◆ What you need to do:
Put the part of the records that opens with the line containing "surface-ytick-mark — [1650, 759, 1660, 764]" and closes with the line containing "surface-xtick-mark — [1456, 924, 1462, 934]" into a JSON list of strings, one string per line, with blank lines left out.

◆ Input records:
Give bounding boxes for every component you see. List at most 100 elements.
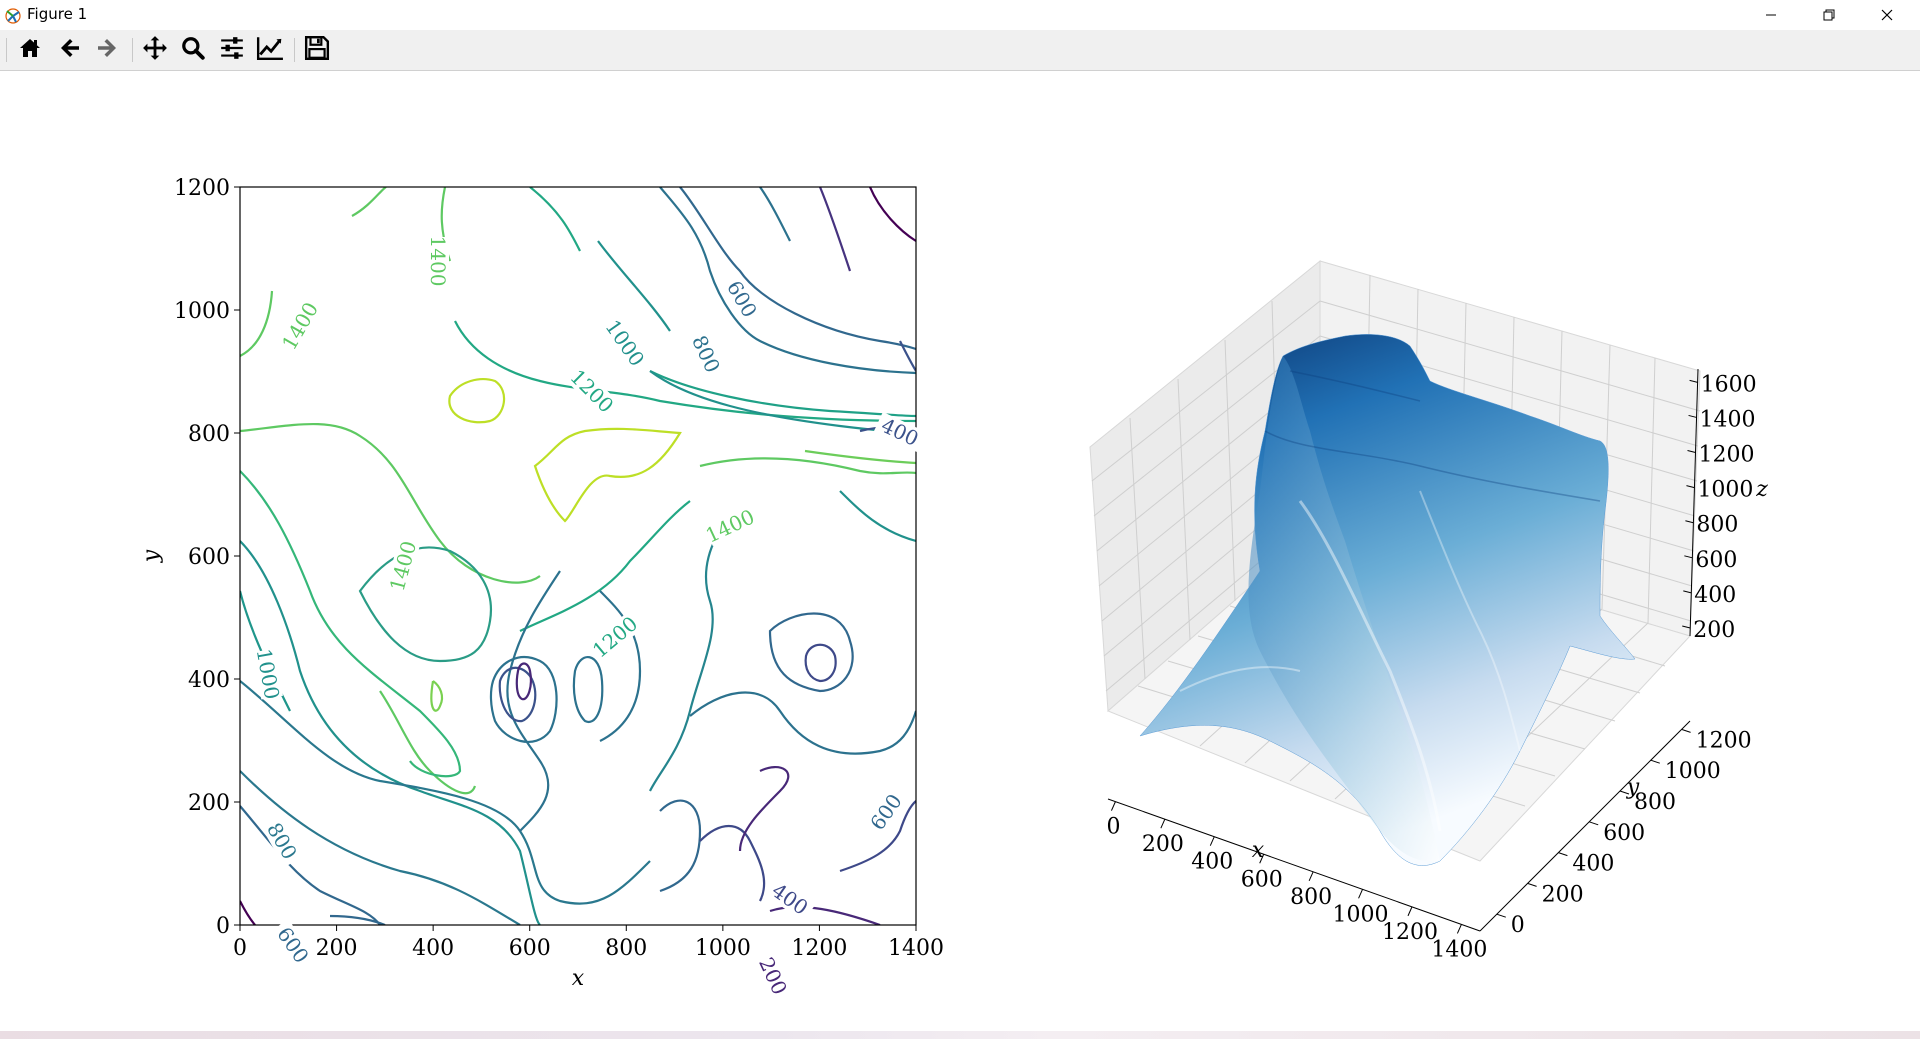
surface-ytick-mark — [1650, 759, 1660, 764]
forward-button[interactable] — [92, 36, 122, 64]
subplots-button[interactable] — [217, 36, 247, 64]
contour-label-bg — [873, 411, 927, 453]
surface-xtick-label: 600 — [1241, 867, 1283, 892]
z3d-axis-line — [1689, 368, 1699, 637]
surface-xtick-mark — [1456, 924, 1462, 934]
surface-tick-group: 0200400600800100012001400020040060080010… — [1106, 372, 1756, 962]
surface-xtick-label: 400 — [1191, 850, 1233, 875]
contour-ytick-label: 400 — [188, 668, 230, 693]
contour-label-bg — [764, 876, 816, 922]
home-icon — [18, 36, 42, 64]
contour-xlabel: x — [572, 966, 585, 991]
contour-label-bg — [278, 299, 322, 353]
surface-zlabel: z — [1755, 477, 1768, 502]
figure-canvas[interactable]: 0 200 400 600 800 1000 1200 1400 0 200 400 600 800 10… — [0, 71, 1920, 1031]
y3d-axis-line — [1479, 720, 1691, 932]
surface-ytick-label: 800 — [1634, 790, 1676, 815]
surface-xtick-label: 1200 — [1382, 920, 1438, 945]
surface-xtick-label: 0 — [1106, 815, 1120, 840]
line-chart-icon — [256, 35, 284, 65]
close-icon — [1881, 6, 1893, 25]
surface-xtick-mark — [1259, 854, 1265, 864]
contour-label-group: 1400140010001200800600400140014001200100… — [252, 236, 927, 1003]
home-button[interactable] — [15, 36, 45, 64]
surface-ytick-label: 200 — [1542, 882, 1584, 907]
figure-svg: 0 200 400 600 800 1000 1200 1400020040060080010… — [139, 176, 1768, 1003]
contour-xtick-label: 1400 — [888, 936, 944, 961]
surface-xtick-mark — [1407, 906, 1413, 917]
zoom-button[interactable] — [178, 36, 208, 64]
close-button[interactable] — [1858, 0, 1916, 30]
contour-xtick-label: 800 — [605, 936, 647, 961]
surface3d-axes: 0200400600800100012001400020040060080010… — [1089, 259, 1768, 962]
contour-axes-frame — [239, 186, 917, 926]
arrow-right-icon — [95, 36, 119, 64]
surface-ztick-mark — [1687, 450, 1696, 454]
contour-label-bg — [703, 505, 757, 547]
restore-button[interactable] — [1800, 0, 1858, 30]
save-button[interactable] — [302, 35, 332, 65]
surface-xtick-mark — [1308, 871, 1314, 881]
contour-axes: 0 200 400 600 800 1000 1200 1400020040060080010… — [139, 176, 944, 1003]
surface-ztick-mark — [1688, 414, 1697, 418]
surface-xtick-label: 1000 — [1333, 902, 1389, 927]
surface-ytick-mark — [1681, 728, 1691, 733]
surface-ytick-mark — [1496, 913, 1506, 918]
contour-lines — [240, 187, 916, 925]
contour-ytick-label: 800 — [188, 422, 230, 447]
contour-label-bg — [752, 949, 794, 1003]
floppy-icon — [304, 35, 330, 65]
toolbar-separator — [132, 38, 133, 62]
restore-icon — [1823, 6, 1835, 25]
toolbar-separator — [6, 38, 7, 62]
matplotlib-icon — [4, 7, 22, 25]
contour-xtick-label: 0 — [233, 936, 247, 961]
toolbar-separator — [294, 38, 295, 62]
surface-ztick-label: 1400 — [1700, 407, 1756, 432]
taskbar-strip — [0, 1031, 1920, 1039]
surface-ztick-mark — [1685, 520, 1694, 524]
surface-ztick-label: 600 — [1695, 548, 1737, 573]
contour-ytick-label: 600 — [188, 545, 230, 570]
surface-ztick-mark — [1686, 485, 1695, 489]
sliders-icon — [219, 35, 245, 65]
surface-ztick-label: 200 — [1693, 618, 1735, 643]
navigation-toolbar — [0, 30, 1920, 71]
surface-ytick-label: 600 — [1603, 821, 1645, 846]
surface-ztick-mark — [1683, 590, 1692, 594]
contour-xtick-label: 400 — [412, 936, 454, 961]
contour-label-bg — [386, 539, 420, 593]
surface-ylabel: y — [1626, 775, 1640, 800]
contour-level-label: 1400 — [702, 504, 758, 547]
surface-ytick-mark — [1619, 790, 1630, 795]
contour-tick-group: 0 200 400 600 800 1000 1200 1400020040060080010… — [174, 176, 944, 961]
surface-ytick-label: 1000 — [1665, 759, 1721, 784]
magnifier-icon — [180, 35, 206, 65]
contour-level-label: 1000 — [252, 647, 284, 701]
surface-ztick-label: 1600 — [1701, 372, 1757, 397]
window-title: Figure 1 — [27, 5, 88, 23]
surface-xtick-mark — [1160, 818, 1166, 829]
contour-level-label: 1400 — [277, 298, 323, 354]
minimize-button[interactable] — [1742, 0, 1800, 30]
surface-ytick-mark — [1589, 821, 1599, 826]
surface-ztick-mark — [1684, 555, 1693, 559]
surface-xtick-label: 1400 — [1431, 937, 1487, 962]
back-button[interactable] — [55, 36, 85, 64]
contour-level-label: 1400 — [426, 236, 450, 287]
surface-ztick-label: 1000 — [1697, 478, 1753, 503]
surface-mesh — [1139, 334, 1636, 866]
contour-xtick-label: 600 — [509, 936, 551, 961]
contour-xtick-label: 1000 — [695, 936, 751, 961]
contour-label-bg — [602, 317, 648, 369]
contour-label-bg — [685, 327, 727, 381]
surface-ztick-mark — [1689, 379, 1698, 383]
title-bar: Figure 1 — [0, 0, 1920, 30]
surface-ztick-label: 800 — [1696, 513, 1738, 538]
pan-button[interactable] — [140, 36, 170, 64]
contour-label-bg — [720, 272, 764, 326]
surface-xtick-label: 800 — [1290, 885, 1332, 910]
axes-button[interactable] — [255, 36, 285, 64]
surface-ztick-label: 1200 — [1698, 443, 1754, 468]
move-icon — [142, 35, 168, 65]
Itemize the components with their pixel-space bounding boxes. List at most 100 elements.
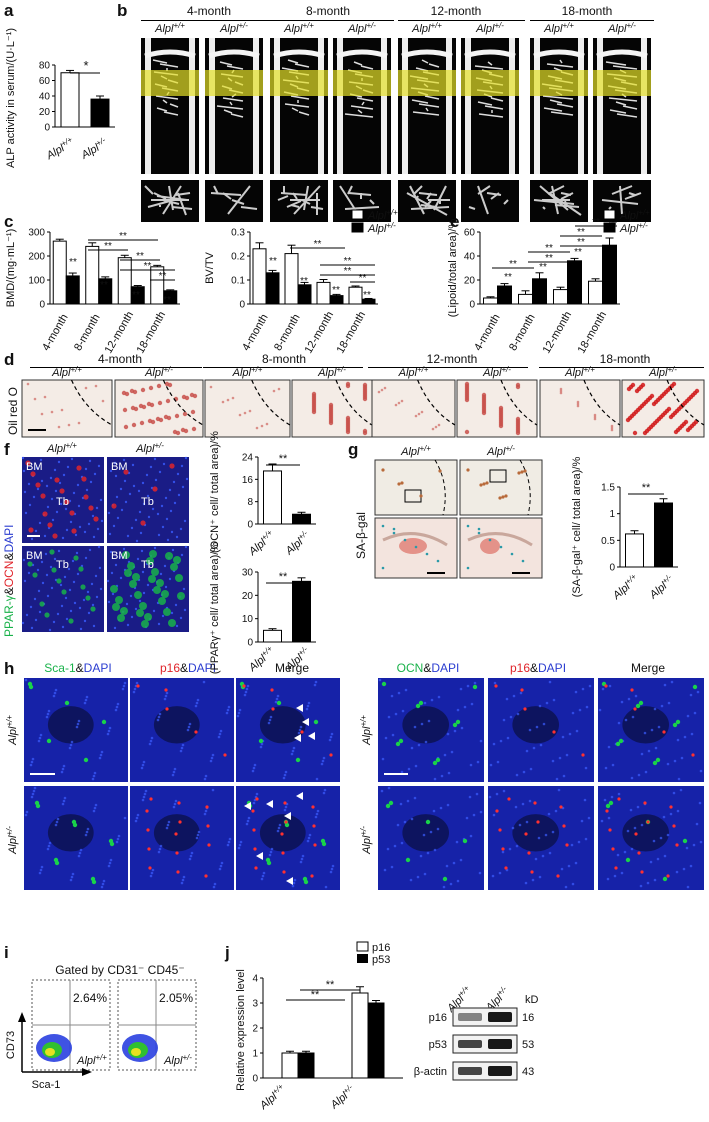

◆ Output for this exercise:
[
  "surface-ytick-mark — [1650, 759, 1660, 764]",
  "forward-button[interactable] — [92, 36, 122, 64]",
  "subplots-button[interactable] — [217, 36, 247, 64]",
  "contour-label-bg — [873, 411, 927, 453]",
  "surface-xtick-label: 600 — [1241, 867, 1283, 892]",
  "z3d-axis-line — [1689, 368, 1699, 637]",
  "surface-xtick-mark — [1456, 924, 1462, 934]"
]